**THE REQUEST:** Write out each line of the material again, word for word.
═════ MATERIAL FOR THIS EXERCISE
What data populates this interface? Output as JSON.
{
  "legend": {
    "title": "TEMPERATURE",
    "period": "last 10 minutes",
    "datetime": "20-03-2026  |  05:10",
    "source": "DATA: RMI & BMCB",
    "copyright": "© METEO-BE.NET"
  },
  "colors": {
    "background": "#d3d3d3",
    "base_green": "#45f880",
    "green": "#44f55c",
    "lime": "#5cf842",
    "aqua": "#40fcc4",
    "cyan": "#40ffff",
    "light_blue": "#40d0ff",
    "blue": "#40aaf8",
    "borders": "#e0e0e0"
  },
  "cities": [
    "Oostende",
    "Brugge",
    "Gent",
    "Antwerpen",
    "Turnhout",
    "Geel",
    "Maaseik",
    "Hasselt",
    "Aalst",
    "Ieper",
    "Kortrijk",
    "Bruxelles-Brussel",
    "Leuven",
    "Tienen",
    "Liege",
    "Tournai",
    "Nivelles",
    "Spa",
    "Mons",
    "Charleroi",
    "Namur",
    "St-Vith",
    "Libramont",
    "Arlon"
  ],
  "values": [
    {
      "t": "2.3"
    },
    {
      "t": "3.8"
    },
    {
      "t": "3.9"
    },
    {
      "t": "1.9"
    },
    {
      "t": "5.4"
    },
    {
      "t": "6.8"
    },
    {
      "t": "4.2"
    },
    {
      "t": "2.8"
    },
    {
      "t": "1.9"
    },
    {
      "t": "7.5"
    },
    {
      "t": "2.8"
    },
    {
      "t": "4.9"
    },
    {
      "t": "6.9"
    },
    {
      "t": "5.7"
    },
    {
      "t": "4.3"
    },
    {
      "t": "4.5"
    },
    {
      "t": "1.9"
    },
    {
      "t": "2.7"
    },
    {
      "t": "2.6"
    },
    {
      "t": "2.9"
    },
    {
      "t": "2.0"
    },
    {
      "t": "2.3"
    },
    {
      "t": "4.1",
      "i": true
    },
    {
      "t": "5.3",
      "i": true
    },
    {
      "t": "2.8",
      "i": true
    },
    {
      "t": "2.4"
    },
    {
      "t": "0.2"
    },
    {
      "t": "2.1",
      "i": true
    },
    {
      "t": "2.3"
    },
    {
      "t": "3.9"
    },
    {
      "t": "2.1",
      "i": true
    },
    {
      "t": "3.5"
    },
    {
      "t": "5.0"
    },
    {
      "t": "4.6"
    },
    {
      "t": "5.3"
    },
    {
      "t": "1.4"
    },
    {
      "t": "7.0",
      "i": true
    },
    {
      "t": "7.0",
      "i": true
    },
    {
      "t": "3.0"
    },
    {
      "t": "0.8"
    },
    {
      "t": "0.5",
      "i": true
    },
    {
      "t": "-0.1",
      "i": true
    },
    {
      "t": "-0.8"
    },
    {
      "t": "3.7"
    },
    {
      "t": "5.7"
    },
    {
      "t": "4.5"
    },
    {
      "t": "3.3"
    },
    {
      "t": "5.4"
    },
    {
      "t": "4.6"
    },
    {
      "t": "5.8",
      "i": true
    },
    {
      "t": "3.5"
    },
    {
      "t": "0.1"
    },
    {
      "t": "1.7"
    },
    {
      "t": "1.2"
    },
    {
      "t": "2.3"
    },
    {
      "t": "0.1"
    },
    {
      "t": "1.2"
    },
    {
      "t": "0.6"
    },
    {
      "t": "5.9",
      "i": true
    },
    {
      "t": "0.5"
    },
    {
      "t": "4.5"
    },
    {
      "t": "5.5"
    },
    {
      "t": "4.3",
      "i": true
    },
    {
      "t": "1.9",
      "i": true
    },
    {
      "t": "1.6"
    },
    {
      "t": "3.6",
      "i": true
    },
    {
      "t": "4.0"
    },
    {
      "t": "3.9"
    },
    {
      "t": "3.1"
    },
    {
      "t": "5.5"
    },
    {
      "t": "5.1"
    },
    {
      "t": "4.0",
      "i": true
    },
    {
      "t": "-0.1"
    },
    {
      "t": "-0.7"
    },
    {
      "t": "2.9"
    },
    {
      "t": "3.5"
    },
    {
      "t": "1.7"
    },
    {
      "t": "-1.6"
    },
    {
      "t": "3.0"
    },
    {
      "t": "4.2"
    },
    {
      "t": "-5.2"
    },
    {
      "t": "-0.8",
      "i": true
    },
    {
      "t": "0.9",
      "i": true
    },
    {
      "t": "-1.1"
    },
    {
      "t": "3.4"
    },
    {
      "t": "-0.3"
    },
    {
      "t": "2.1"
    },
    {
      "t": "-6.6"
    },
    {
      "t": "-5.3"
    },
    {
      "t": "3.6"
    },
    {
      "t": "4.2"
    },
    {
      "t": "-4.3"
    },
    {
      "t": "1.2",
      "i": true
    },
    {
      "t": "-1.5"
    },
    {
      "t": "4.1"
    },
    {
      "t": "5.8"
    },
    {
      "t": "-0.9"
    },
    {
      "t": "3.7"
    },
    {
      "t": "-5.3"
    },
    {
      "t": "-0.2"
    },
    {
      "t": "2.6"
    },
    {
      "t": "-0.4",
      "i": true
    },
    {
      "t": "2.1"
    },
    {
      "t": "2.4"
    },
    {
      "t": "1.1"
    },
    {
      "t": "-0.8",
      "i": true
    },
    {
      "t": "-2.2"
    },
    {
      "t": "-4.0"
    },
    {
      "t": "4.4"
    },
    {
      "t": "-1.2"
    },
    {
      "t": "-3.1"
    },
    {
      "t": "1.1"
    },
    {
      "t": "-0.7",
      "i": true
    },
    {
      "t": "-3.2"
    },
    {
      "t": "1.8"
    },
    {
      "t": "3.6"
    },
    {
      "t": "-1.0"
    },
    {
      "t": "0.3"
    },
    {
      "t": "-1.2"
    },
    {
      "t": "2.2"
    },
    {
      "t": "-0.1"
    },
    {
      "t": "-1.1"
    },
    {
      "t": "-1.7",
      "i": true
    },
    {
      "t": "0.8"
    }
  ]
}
══════════
**THE COMPLETED TASK:**
What data populates this interface? Output as JSON.
{
  "legend": {
    "title": "TEMPERATURE",
    "period": "last 10 minutes",
    "datetime": "20-03-2026  |  05:10",
    "source": "DATA: RMI & BMCB",
    "copyright": "© METEO-BE.NET"
  },
  "colors": {
    "background": "#d3d3d3",
    "base_green": "#45f880",
    "green": "#44f55c",
    "lime": "#5cf842",
    "aqua": "#40fcc4",
    "cyan": "#40ffff",
    "light_blue": "#40d0ff",
    "blue": "#40aaf8",
    "borders": "#e0e0e0"
  },
  "cities": [
    "Oostende",
    "Brugge",
    "Gent",
    "Antwerpen",
    "Turnhout",
    "Geel",
    "Maaseik",
    "Hasselt",
    "Aalst",
    "Ieper",
    "Kortrijk",
    "Bruxelles-Brussel",
    "Leuven",
    "Tienen",
    "Liege",
    "Tournai",
    "Nivelles",
    "Spa",
    "Mons",
    "Charleroi",
    "Namur",
    "St-Vith",
    "Libramont",
    "Arlon"
  ],
  "values": [
    {
      "t": "2.3"
    },
    {
      "t": "3.8"
    },
    {
      "t": "3.9"
    },
    {
      "t": "1.9"
    },
    {
      "t": "5.4"
    },
    {
      "t": "6.8"
    },
    {
      "t": "4.2"
    },
    {
      "t": "2.8"
    },
    {
      "t": "1.9"
    },
    {
      "t": "7.5"
    },
    {
      "t": "2.8"
    },
    {
      "t": "4.9"
    },
    {
      "t": "6.9"
    },
    {
      "t": "5.7"
    },
    {
      "t": "4.3"
    },
    {
      "t": "4.5"
    },
    {
      "t": "1.9"
    },
    {
      "t": "2.7"
    },
    {
      "t": "2.6"
    },
    {
      "t": "2.9"
    },
    {
      "t": "2.0"
    },
    {
      "t": "2.3"
    },
    {
      "t": "4.1",
      "i": true
    },
    {
      "t": "5.3",
      "i": true
    },
    {
      "t": "2.8",
      "i": true
    },
    {
      "t": "2.4"
    },
    {
      "t": "0.2"
    },
    {
      "t": "2.1",
      "i": true
    },
    {
      "t": "2.3"
    },
    {
      "t": "3.9"
    },
    {
      "t": "2.1",
      "i": true
    },
    {
      "t": "3.5"
    },
    {
      "t": "5.0"
    },
    {
      "t": "4.6"
    },
    {
      "t": "5.3"
    },
    {
      "t": "1.4"
    },
    {
      "t": "7.0",
      "i": true
    },
    {
      "t": "7.0",
      "i": true
    },
    {
      "t": "3.0"
    },
    {
      "t": "0.8"
    },
    {
      "t": "0.5",
      "i": true
    },
    {
      "t": "-0.1",
      "i": true
    },
    {
      "t": "-0.8"
    },
    {
      "t": "3.7"
    },
    {
      "t": "5.7"
    },
    {
      "t": "4.5"
    },
    {
      "t": "3.3"
    },
    {
      "t": "5.4"
    },
    {
      "t": "4.6"
    },
    {
      "t": "5.8",
      "i": true
    },
    {
      "t": "3.5"
    },
    {
      "t": "0.1"
    },
    {
      "t": "1.7"
    },
    {
      "t": "1.2"
    },
    {
      "t": "2.3"
    },
    {
      "t": "0.1"
    },
    {
      "t": "1.2"
    },
    {
      "t": "0.6"
    },
    {
      "t": "5.9",
      "i": true
    },
    {
      "t": "0.5"
    },
    {
      "t": "4.5"
    },
    {
      "t": "5.5"
    },
    {
      "t": "4.3",
      "i": true
    },
    {
      "t": "1.9",
      "i": true
    },
    {
      "t": "1.6"
    },
    {
      "t": "3.6",
      "i": true
    },
    {
      "t": "4.0"
    },
    {
      "t": "3.9"
    },
    {
      "t": "3.1"
    },
    {
      "t": "5.5"
    },
    {
      "t": "5.1"
    },
    {
      "t": "4.0",
      "i": true
    },
    {
      "t": "-0.1"
    },
    {
      "t": "-0.7"
    },
    {
      "t": "2.9"
    },
    {
      "t": "3.5"
    },
    {
      "t": "1.7"
    },
    {
      "t": "-1.6"
    },
    {
      "t": "3.0"
    },
    {
      "t": "4.2"
    },
    {
      "t": "-5.2"
    },
    {
      "t": "-0.8",
      "i": true
    },
    {
      "t": "0.9",
      "i": true
    },
    {
      "t": "-1.1"
    },
    {
      "t": "3.4"
    },
    {
      "t": "-0.3"
    },
    {
      "t": "2.1"
    },
    {
      "t": "-6.6"
    },
    {
      "t": "-5.3"
    },
    {
      "t": "3.6"
    },
    {
      "t": "4.2"
    },
    {
      "t": "-4.3"
    },
    {
      "t": "1.2",
      "i": true
    },
    {
      "t": "-1.5"
    },
    {
      "t": "4.1"
    },
    {
      "t": "5.8"
    },
    {
      "t": "-0.9"
    },
    {
      "t": "3.7"
    },
    {
      "t": "-5.3"
    },
    {
      "t": "-0.2"
    },
    {
      "t": "2.6"
    },
    {
      "t": "-0.4",
      "i": true
    },
    {
      "t": "2.1"
    },
    {
      "t": "2.4"
    },
    {
      "t": "1.1"
    },
    {
      "t": "-0.8",
      "i": true
    },
    {
      "t": "-2.2"
    },
    {
      "t": "-4.0"
    },
    {
      "t": "4.4"
    },
    {
      "t": "-1.2"
    },
    {
      "t": "-3.1"
    },
    {
      "t": "1.1"
    },
    {
      "t": "-0.7",
      "i": true
    },
    {
      "t": "-3.2"
    },
    {
      "t": "1.8"
    },
    {
      "t": "3.6"
    },
    {
      "t": "-1.0"
    },
    {
      "t": "0.3"
    },
    {
      "t": "-1.2"
    },
    {
      "t": "2.2"
    },
    {
      "t": "-0.1"
    },
    {
      "t": "-1.1"
    },
    {
      "t": "-1.7",
      "i": true
    },
    {
      "t": "0.8"
    }
  ]
}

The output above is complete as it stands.